**** SUPPLIED DATA ****
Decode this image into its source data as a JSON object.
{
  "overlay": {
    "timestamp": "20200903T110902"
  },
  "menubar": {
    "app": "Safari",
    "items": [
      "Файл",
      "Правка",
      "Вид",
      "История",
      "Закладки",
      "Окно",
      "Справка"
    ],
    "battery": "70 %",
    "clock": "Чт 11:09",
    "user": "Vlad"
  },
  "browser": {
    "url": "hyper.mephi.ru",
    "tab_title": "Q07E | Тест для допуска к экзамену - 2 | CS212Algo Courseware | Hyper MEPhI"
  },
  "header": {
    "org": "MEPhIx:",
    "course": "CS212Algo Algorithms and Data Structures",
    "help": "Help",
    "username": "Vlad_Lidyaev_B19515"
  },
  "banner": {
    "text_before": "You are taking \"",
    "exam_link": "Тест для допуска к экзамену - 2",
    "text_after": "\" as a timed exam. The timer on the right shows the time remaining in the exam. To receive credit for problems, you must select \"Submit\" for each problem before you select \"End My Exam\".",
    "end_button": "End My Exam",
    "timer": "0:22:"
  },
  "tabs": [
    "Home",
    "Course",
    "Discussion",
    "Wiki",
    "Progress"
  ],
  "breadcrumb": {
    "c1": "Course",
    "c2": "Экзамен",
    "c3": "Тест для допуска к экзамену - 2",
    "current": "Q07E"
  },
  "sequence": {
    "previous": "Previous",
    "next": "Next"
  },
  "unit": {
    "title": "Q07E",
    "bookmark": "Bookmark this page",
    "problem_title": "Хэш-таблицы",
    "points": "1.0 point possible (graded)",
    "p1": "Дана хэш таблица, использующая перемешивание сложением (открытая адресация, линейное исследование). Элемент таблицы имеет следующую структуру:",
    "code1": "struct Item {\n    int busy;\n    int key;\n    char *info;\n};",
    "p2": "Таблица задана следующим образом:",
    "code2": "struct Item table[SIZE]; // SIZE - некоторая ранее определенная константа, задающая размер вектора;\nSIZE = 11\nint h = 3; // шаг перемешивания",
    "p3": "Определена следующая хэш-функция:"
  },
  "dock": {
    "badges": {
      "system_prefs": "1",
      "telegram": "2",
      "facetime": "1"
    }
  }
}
****
§ **INSTRUCTION**
Search the listing for the word "допуска". Copy every line in which it occurs.

§ **FULL SOLUTION**
    "tab_title": "Q07E | Тест для допуска к экзамену - 2 | CS212Algo Courseware | Hyper MEPhI"
    "exam_link": "Тест для допуска к экзамену - 2",
    "c3": "Тест для допуска к экзамену - 2",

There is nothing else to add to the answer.